DATA FOR THE TASK -
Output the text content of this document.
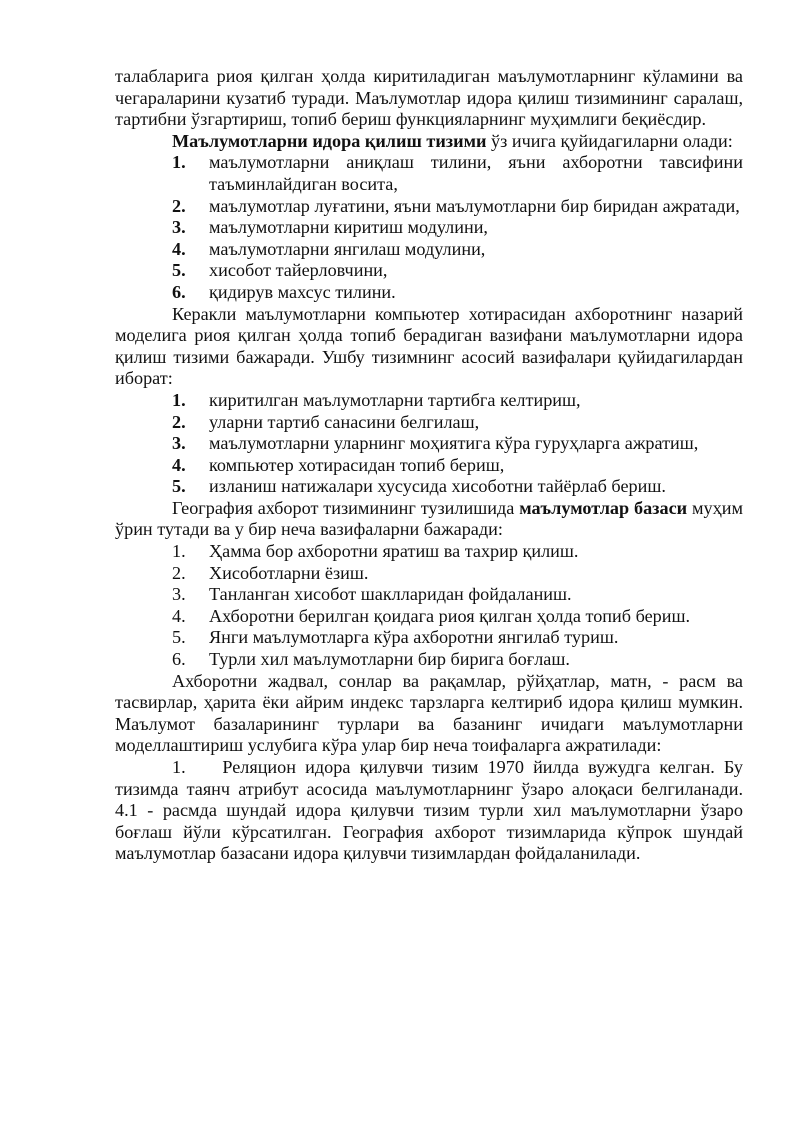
талабларига риоя қилган ҳолда киритиладиган маълумотларнинг кўламини ва чегараларини кузатиб туради. Маълумотлар идора қилиш тизимининг саралаш, тартибни ўзгартириш, топиб бериш функцияларнинг муҳимлиги беқиёсдир.

Маълумотларни идора қилиш тизими ўз ичига қуйидагиларни олади:

1.	маълумотларни аниқлаш тилини, яъни ахборотни тавсифини таъминлайдиган восита,

2.	маълумотлар луғатини, яъни маълумотларни бир биридан ажратади,

3.	маълумотларни киритиш модулини,

4.	маълумотларни янгилаш модулини,

5.	хисобот тайерловчини,

6.	қидирув махсус тилини.

Керакли маълумотларни компьютер хотирасидан ахборотнинг назарий моделига риоя қилган ҳолда топиб берадиган вазифани маълумотларни идора қилиш тизими бажаради. Ушбу тизимнинг асосий вазифалари қуйидагилардан иборат:

1.	киритилган маълумотларни тартибга келтириш,

2.	уларни тартиб санасини белгилаш,

3.	маълумотларни уларнинг моҳиятига кўра гуруҳларга ажратиш,

4.	компьютер хотирасидан топиб бериш,

5.	изланиш натижалари хусусида хисоботни тайёрлаб бериш.

География ахборот тизимининг тузилишида маълумотлар базаси муҳим ўрин тутади ва у бир неча вазифаларни бажаради:

1.	Ҳамма бор ахборотни яратиш ва тахрир қилиш.

2.	Хисоботларни ёзиш.

3.	Танланган хисобот шаклларидан фойдаланиш.

4.	Ахборотни берилган қоидага риоя қилган ҳолда топиб бериш.

5.	Янги маълумотларга кўра ахборотни янгилаб туриш.

6.	Турли хил маълумотларни бир бирига боғлаш.

Ахборотни жадвал, сонлар ва рақамлар, рўйҳатлар, матн, - расм ва тасвирлар, ҳарита ёки айрим индекс тарзларга келтириб идора қилиш мумкин. Маълумот базаларининг турлари ва базанинг ичидаги маълумотларни моделлаштириш услубига кўра улар бир неча тоифаларга ажратилади:

1. Реляцион идора қилувчи тизим 1970 йилда вужудга келган. Бу тизимда таянч атрибут асосида маълумотларнинг ўзаро алоқаси белгиланади. 4.1 - расмда шундай идора қилувчи тизим турли хил маълумотларни ўзаро боғлаш йўли кўрсатилган. География ахборот тизимларида кўпрок шундай маълумотлар базасани идора қилувчи тизимлардан фойдаланилади.
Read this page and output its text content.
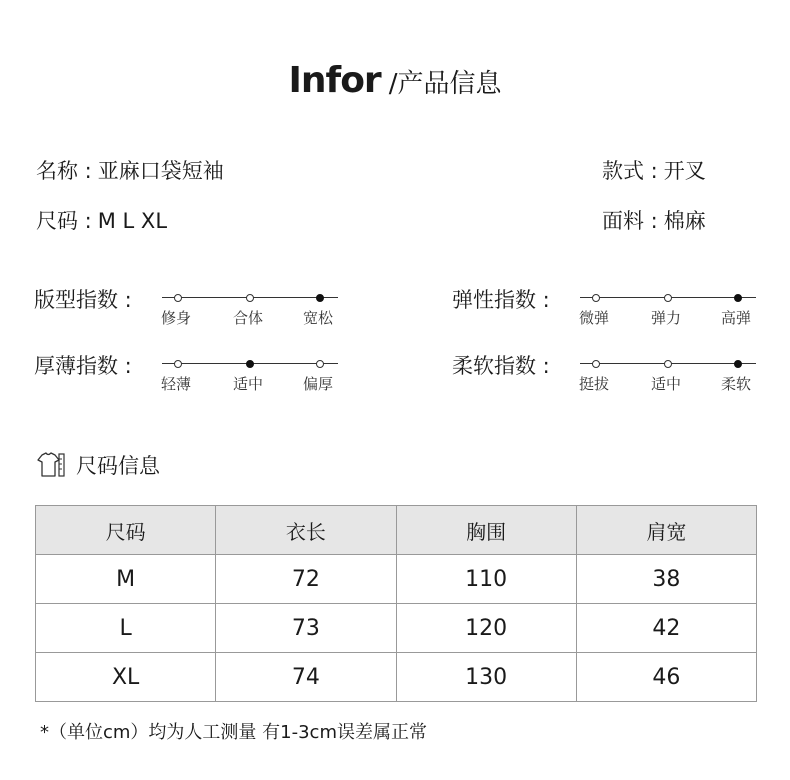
Infor /产品信息
名称 : 亚麻口袋短袖	款式 : 开叉
尺码 : M L XL	面料 : 棉麻
版型指数 :
修身	合体	宽松
弹性指数 :
微弹	弹力	高弹
厚薄指数 :
轻薄	适中	偏厚
柔软指数 :
挺拔	适中	柔软
尺码信息
尺码	衣长	胸围	肩宽
M	72	110	38
L	73	120	42
XL	74	130	46
*（单位cm）均为人工测量 有1-3cm误差属正常
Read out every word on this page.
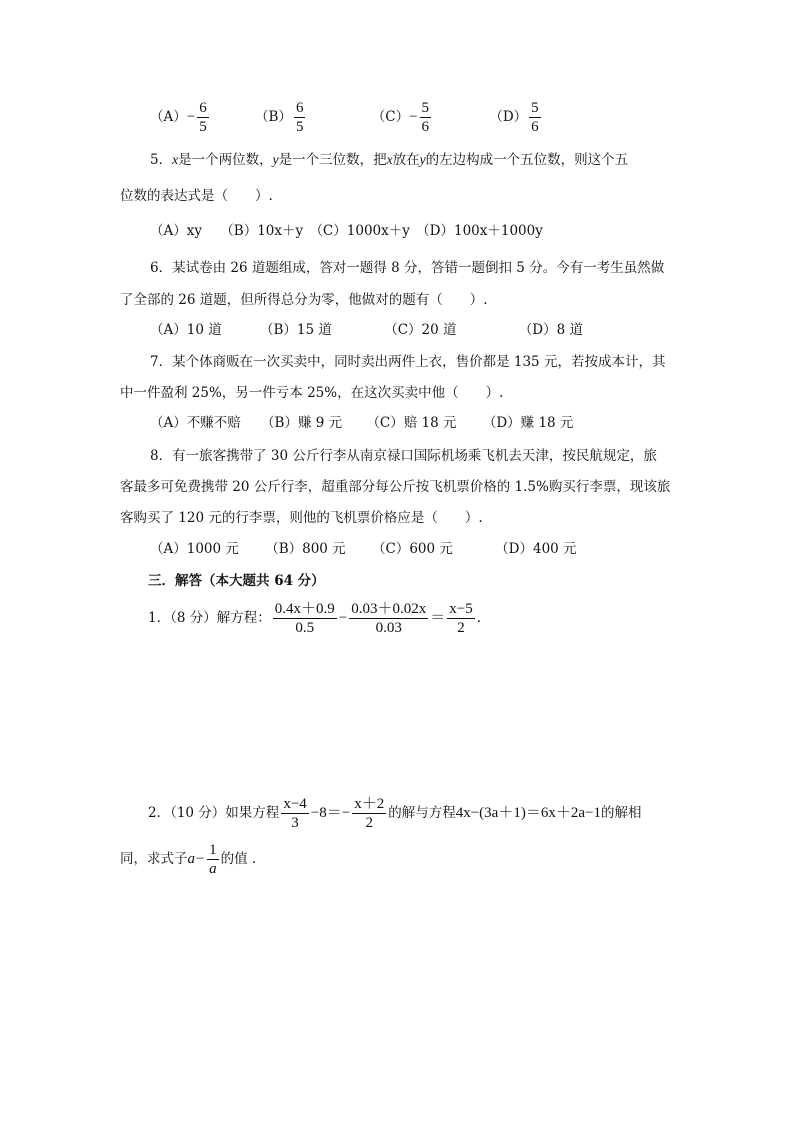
$(A)- \frac{6}{5}$	$(B) \frac{6}{5}$	$(C)- \frac{5}{6}$	$(D) \frac{5}{6}$
5．x是一个两位数，y是一个三位数，把x放在y的左边构成一个五位数，则这个五
位数的表达式是（　　）.
（A）xy （B）10x＋y （C）1000x＋y （D）100x＋1000y
6．某试卷由 26 道题组成，答对一题得 8 分，答错一题倒扣 5 分。今有一考生虽然做
了全部的 26 道题，但所得总分为零，他做对的题有（　　）.
（A）10 道	（B）15 道	（C）20 道	（D）8 道
7．某个体商贩在一次买卖中，同时卖出两件上衣，售价都是 135 元，若按成本计，其
中一件盈利 25%，另一件亏本 25%，在这次买卖中他（　　）.
（A）不赚不赔 （B）赚 9 元 （C）赔 18 元 （D）赚 18 元
8．有一旅客携带了 30 公斤行李从南京禄口国际机场乘飞机去天津，按民航规定，旅
客最多可免费携带 20 公斤行李，超重部分每公斤按飞机票价格的 1.5%购买行李票，现该旅
客购买了 120 元的行李票，则他的飞机票价格应是（　　）.
（A）1000 元 （B）800 元 （C）600 元	（D）400 元
三．解答（本大题共 64 分）
1．（8 分）解方程： $\frac{0.4x+0.9}{0.5} - \frac{0.03+0.02x}{0.03} = \frac{x-5}{2}$ .
2．（10 分）如果方程 $\frac{x-4}{3} -8=- \frac{x+2}{2}$ 的解与方程4x−(3a＋1)＝6x＋2a−1的解相
同，求式子$a- \frac{1}{a}$ 的值 .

WHAT TO DO - Would you set down the listing exactly, omitting pictures?

ANSWER IN FULL -
Output the text content of this document.
талабларига риоя қилган ҳолда киритиладиган маълумотларнинг кўламини ва чегараларини кузатиб туради. Маълумотлар идора қилиш тизимининг саралаш, тартибни ўзгартириш, топиб бериш функцияларнинг муҳимлиги беқиёсдир.

Маълумотларни идора қилиш тизими ўз ичига қуйидагиларни олади:

1.	маълумотларни аниқлаш тилини, яъни ахборотни тавсифини таъминлайдиган восита,

2.	маълумотлар луғатини, яъни маълумотларни бир биридан ажратади,

3.	маълумотларни киритиш модулини,

4.	маълумотларни янгилаш модулини,

5.	хисобот тайерловчини,

6.	қидирув махсус тилини.

Керакли маълумотларни компьютер хотирасидан ахборотнинг назарий моделига риоя қилган ҳолда топиб берадиган вазифани маълумотларни идора қилиш тизими бажаради. Ушбу тизимнинг асосий вазифалари қуйидагилардан иборат:

1.	киритилган маълумотларни тартибга келтириш,

2.	уларни тартиб санасини белгилаш,

3.	маълумотларни уларнинг моҳиятига кўра гуруҳларга ажратиш,

4.	компьютер хотирасидан топиб бериш,

5.	изланиш натижалари хусусида хисоботни тайёрлаб бериш.

География ахборот тизимининг тузилишида маълумотлар базаси муҳим ўрин тутади ва у бир неча вазифаларни бажаради:

1.	Ҳамма бор ахборотни яратиш ва тахрир қилиш.

2.	Хисоботларни ёзиш.

3.	Танланган хисобот шаклларидан фойдаланиш.

4.	Ахборотни берилган қоидага риоя қилган ҳолда топиб бериш.

5.	Янги маълумотларга кўра ахборотни янгилаб туриш.

6.	Турли хил маълумотларни бир бирига боғлаш.

Ахборотни жадвал, сонлар ва рақамлар, рўйҳатлар, матн, - расм ва тасвирлар, ҳарита ёки айрим индекс тарзларга келтириб идора қилиш мумкин. Маълумот базаларининг турлари ва базанинг ичидаги маълумотларни моделлаштириш услубига кўра улар бир неча тоифаларга ажратилади:

1. Реляцион идора қилувчи тизим 1970 йилда вужудга келган. Бу тизимда таянч атрибут асосида маълумотларнинг ўзаро алоқаси белгиланади. 4.1 - расмда шундай идора қилувчи тизим турли хил маълумотларни ўзаро боғлаш йўли кўрсатилган. География ахборот тизимларида кўпрок шундай маълумотлар базасани идора қилувчи тизимлардан фойдаланилади.
Read this page and output its text content.
Infor /产品信息
名称 : 亚麻口袋短袖	款式 : 开叉
尺码 : M L XL	面料 : 棉麻
版型指数 :
修身	合体	宽松
弹性指数 :
微弹	弹力	高弹
厚薄指数 :
轻薄	适中	偏厚
柔软指数 :
挺拔	适中	柔软
尺码信息
尺码	衣长	胸围	肩宽
M	72	110	38
L	73	120	42
XL	74	130	46
*（单位cm）均为人工测量 有1-3cm误差属正常
Read out every word on this page.
$(A)- \frac{6}{5}$	$(B) \frac{6}{5}$	$(C)- \frac{5}{6}$	$(D) \frac{5}{6}$
5．x是一个两位数，y是一个三位数，把x放在y的左边构成一个五位数，则这个五
位数的表达式是（　　）.
（A）xy （B）10x＋y （C）1000x＋y （D）100x＋1000y
6．某试卷由 26 道题组成，答对一题得 8 分，答错一题倒扣 5 分。今有一考生虽然做
了全部的 26 道题，但所得总分为零，他做对的题有（　　）.
（A）10 道	（B）15 道	（C）20 道	（D）8 道
7．某个体商贩在一次买卖中，同时卖出两件上衣，售价都是 135 元，若按成本计，其
中一件盈利 25%，另一件亏本 25%，在这次买卖中他（　　）.
（A）不赚不赔 （B）赚 9 元 （C）赔 18 元 （D）赚 18 元
8．有一旅客携带了 30 公斤行李从南京禄口国际机场乘飞机去天津，按民航规定，旅
客最多可免费携带 20 公斤行李，超重部分每公斤按飞机票价格的 1.5%购买行李票，现该旅
客购买了 120 元的行李票，则他的飞机票价格应是（　　）.
（A）1000 元 （B）800 元 （C）600 元	（D）400 元
三．解答（本大题共 64 分）
1．（8 分）解方程： $\frac{0.4x+0.9}{0.5} - \frac{0.03+0.02x}{0.03} = \frac{x-5}{2}$ .
2．（10 分）如果方程 $\frac{x-4}{3} -8=- \frac{x+2}{2}$ 的解与方程4x−(3a＋1)＝6x＋2a−1的解相
同，求式子$a- \frac{1}{a}$ 的值 .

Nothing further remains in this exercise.